Data entries for graphics
>> begin

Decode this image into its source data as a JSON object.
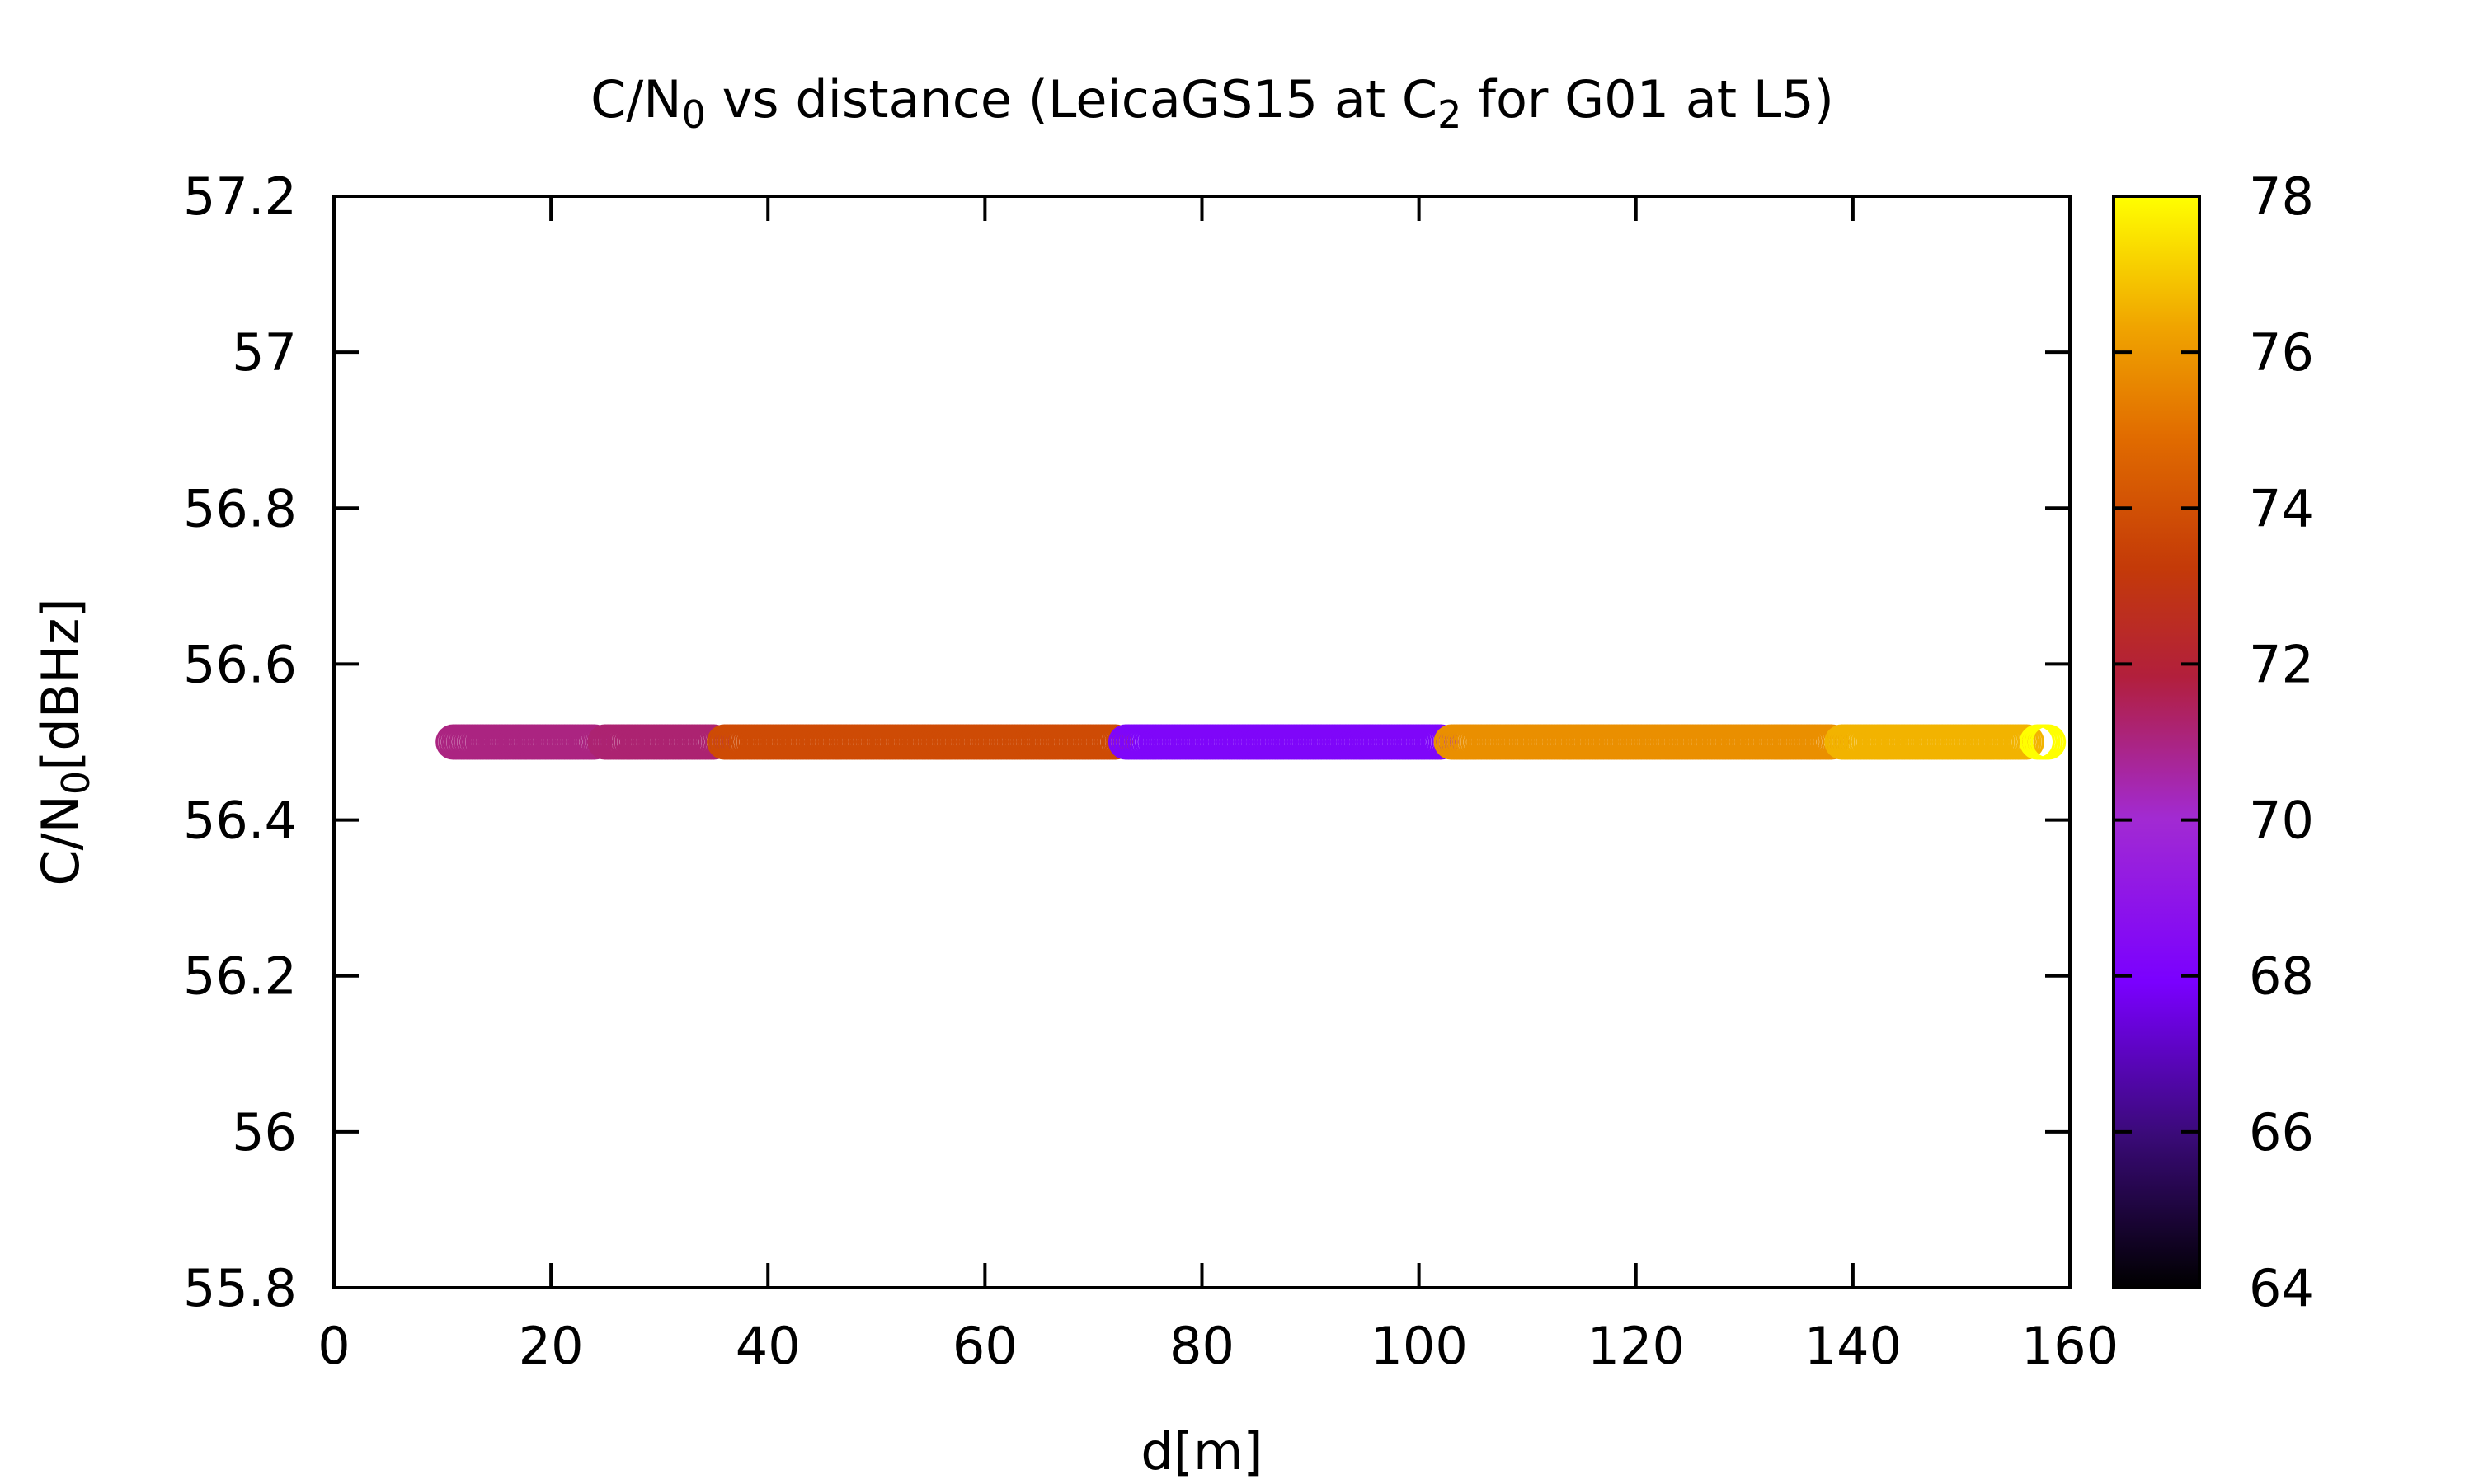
{
  "chart_data": {
    "type": "scatter",
    "title": "C/N₀ vs distance (LeicaGS15 at C₂ for G01 at L5)",
    "title_parts": [
      {
        "text": "C/N",
        "sub": false
      },
      {
        "text": "0",
        "sub": true
      },
      {
        "text": " vs distance (LeicaGS15 at C",
        "sub": false
      },
      {
        "text": "2",
        "sub": true
      },
      {
        "text": " for G01 at L5)",
        "sub": false
      }
    ],
    "xlabel": "d[m]",
    "ylabel_parts": [
      {
        "text": "C/N",
        "sub": false
      },
      {
        "text": "0",
        "sub": true
      },
      {
        "text": "[dBHz]",
        "sub": false
      }
    ],
    "xlim": [
      0,
      160
    ],
    "ylim": [
      55.8,
      57.2
    ],
    "x_ticks": [
      "0",
      "20",
      "40",
      "60",
      "80",
      "100",
      "120",
      "140",
      "160"
    ],
    "y_ticks": [
      "55.8",
      "56",
      "56.2",
      "56.4",
      "56.6",
      "56.8",
      "57",
      "57.2"
    ],
    "colorbar": {
      "range": [
        64,
        78
      ],
      "ticks": [
        "64",
        "66",
        "68",
        "70",
        "72",
        "74",
        "76",
        "78"
      ],
      "palette": "gnuplot-pm3d black-blue-purple-red-orange-yellow"
    },
    "marker": "open-circle",
    "grid": false,
    "series": [
      {
        "segments": [
          {
            "x_range": [
              11,
              24
            ],
            "y": 56.5,
            "color_value": 71.0
          },
          {
            "x_range": [
              25,
              35
            ],
            "y": 56.5,
            "color_value": 71.2
          },
          {
            "x_range": [
              36,
              72
            ],
            "y": 56.5,
            "color_value": 73.8
          },
          {
            "x_range": [
              73,
              102
            ],
            "y": 56.5,
            "color_value": 68.2
          },
          {
            "x_range": [
              103,
              138
            ],
            "y": 56.5,
            "color_value": 75.8
          },
          {
            "x_range": [
              139,
              156
            ],
            "y": 56.5,
            "color_value": 76.6
          },
          {
            "x_range": [
              157,
              158
            ],
            "y": 56.5,
            "color_value": 78.0
          }
        ]
      }
    ]
  }
}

>> end

TASK: Each line with the string "distance" in it needs to be found and copied.

CORRECT RESULT:
    "title": "C/N₀ vs distance (LeicaGS15 at C₂ for G01 at L5)",
        "text": " vs distance (LeicaGS15 at C",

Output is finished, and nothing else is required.